Written instruction
Find each line containing the string "views". Copy it.

Collected data
══════════════════════════════
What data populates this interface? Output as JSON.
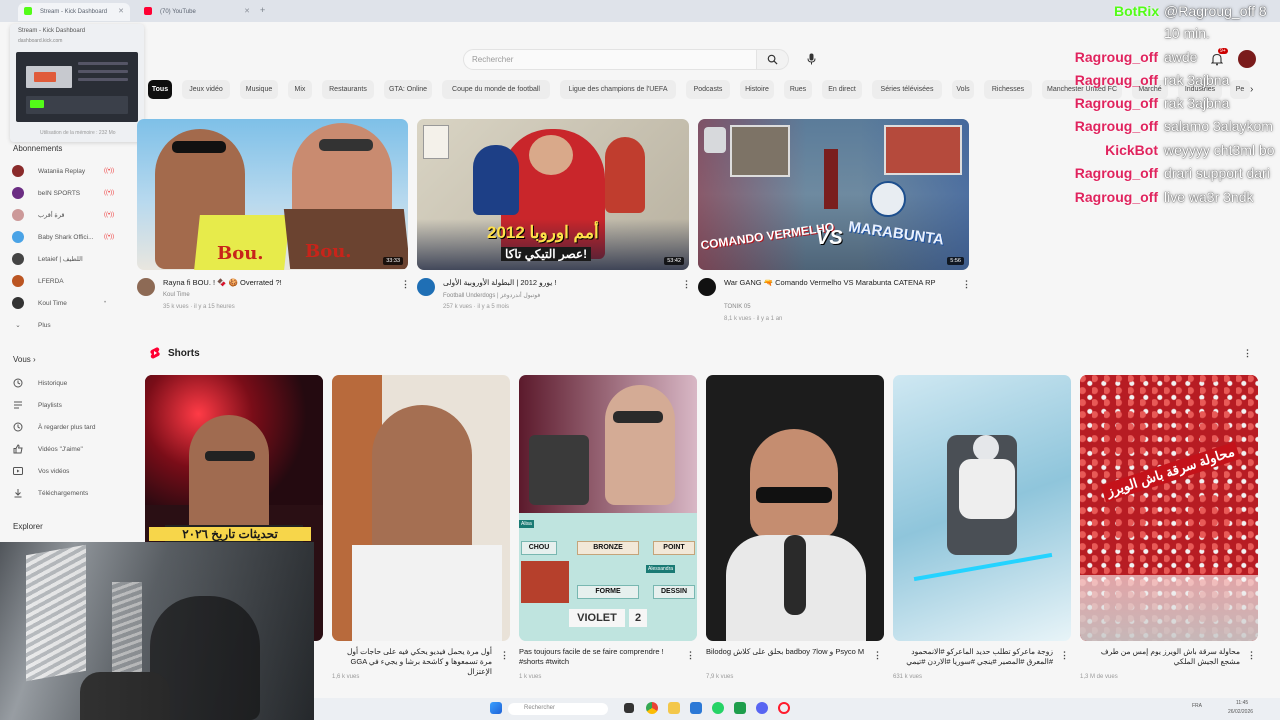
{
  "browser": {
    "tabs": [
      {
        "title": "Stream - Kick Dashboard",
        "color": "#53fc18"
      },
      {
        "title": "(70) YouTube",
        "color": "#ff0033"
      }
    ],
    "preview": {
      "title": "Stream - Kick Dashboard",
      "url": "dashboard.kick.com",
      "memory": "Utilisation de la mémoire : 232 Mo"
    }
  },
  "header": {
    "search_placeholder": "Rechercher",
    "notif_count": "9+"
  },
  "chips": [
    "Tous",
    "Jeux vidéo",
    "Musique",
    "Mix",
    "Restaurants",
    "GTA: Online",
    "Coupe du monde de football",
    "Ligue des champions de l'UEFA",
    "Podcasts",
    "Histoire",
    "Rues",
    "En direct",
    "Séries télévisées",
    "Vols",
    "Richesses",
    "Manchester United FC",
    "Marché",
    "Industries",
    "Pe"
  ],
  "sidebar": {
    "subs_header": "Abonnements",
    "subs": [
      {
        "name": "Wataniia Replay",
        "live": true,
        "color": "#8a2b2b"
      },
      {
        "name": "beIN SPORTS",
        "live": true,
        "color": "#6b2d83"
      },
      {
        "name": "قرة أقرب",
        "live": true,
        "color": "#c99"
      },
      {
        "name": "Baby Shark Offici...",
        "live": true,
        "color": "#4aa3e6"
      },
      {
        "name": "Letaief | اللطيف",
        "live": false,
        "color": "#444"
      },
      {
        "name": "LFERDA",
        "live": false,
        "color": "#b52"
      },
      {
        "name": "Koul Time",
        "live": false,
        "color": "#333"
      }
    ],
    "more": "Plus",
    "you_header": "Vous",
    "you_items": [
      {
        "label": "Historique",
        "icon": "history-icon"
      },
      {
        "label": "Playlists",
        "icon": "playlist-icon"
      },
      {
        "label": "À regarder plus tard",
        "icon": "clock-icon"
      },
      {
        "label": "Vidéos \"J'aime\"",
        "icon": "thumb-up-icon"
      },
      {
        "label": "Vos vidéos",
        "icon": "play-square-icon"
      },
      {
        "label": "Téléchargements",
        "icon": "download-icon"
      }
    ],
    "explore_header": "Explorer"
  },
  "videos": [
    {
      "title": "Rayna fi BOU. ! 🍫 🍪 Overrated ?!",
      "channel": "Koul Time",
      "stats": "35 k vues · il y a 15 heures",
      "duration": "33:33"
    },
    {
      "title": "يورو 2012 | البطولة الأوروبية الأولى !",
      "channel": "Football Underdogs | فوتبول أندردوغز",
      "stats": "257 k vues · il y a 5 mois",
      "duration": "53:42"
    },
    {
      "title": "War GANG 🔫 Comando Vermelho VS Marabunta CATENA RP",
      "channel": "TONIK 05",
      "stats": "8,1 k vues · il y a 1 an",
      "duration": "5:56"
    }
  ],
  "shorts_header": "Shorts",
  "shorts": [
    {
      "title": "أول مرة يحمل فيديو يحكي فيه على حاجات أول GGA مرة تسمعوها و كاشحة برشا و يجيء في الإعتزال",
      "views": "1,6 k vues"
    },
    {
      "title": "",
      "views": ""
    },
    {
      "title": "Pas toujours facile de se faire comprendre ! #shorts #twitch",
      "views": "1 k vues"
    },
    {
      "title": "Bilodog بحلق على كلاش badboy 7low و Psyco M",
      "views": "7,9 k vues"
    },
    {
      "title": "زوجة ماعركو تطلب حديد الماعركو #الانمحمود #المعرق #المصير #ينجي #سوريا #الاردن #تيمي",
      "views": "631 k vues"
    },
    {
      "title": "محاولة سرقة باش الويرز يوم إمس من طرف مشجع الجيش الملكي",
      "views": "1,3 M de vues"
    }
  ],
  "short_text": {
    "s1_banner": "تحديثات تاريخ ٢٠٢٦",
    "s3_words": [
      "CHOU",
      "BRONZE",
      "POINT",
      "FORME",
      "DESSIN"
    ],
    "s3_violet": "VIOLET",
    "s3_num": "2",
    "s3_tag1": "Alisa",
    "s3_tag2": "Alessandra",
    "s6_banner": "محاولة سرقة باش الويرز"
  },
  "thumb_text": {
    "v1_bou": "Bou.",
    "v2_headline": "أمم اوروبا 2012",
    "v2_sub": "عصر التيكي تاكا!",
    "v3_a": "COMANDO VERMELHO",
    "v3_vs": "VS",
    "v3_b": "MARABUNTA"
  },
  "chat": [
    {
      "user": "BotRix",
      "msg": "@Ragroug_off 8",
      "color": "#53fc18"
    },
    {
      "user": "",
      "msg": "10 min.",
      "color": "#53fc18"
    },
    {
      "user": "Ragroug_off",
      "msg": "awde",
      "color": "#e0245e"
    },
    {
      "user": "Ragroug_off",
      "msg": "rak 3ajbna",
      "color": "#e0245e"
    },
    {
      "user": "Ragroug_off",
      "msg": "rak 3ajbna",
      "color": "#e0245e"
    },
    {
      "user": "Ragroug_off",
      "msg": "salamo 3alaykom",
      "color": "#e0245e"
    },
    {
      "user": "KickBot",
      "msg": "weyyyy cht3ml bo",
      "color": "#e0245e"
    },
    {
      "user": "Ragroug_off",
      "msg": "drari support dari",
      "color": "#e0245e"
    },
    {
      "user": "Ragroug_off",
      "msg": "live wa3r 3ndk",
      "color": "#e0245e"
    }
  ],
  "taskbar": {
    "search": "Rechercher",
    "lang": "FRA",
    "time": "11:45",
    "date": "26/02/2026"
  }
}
══════════════════════════════
Solution for this task
      "views": "1,6 k vues"
      "views": ""
      "views": "1 k vues"
      "views": "7,9 k vues"
      "views": "631 k vues"
      "views": "1,3 M de vues"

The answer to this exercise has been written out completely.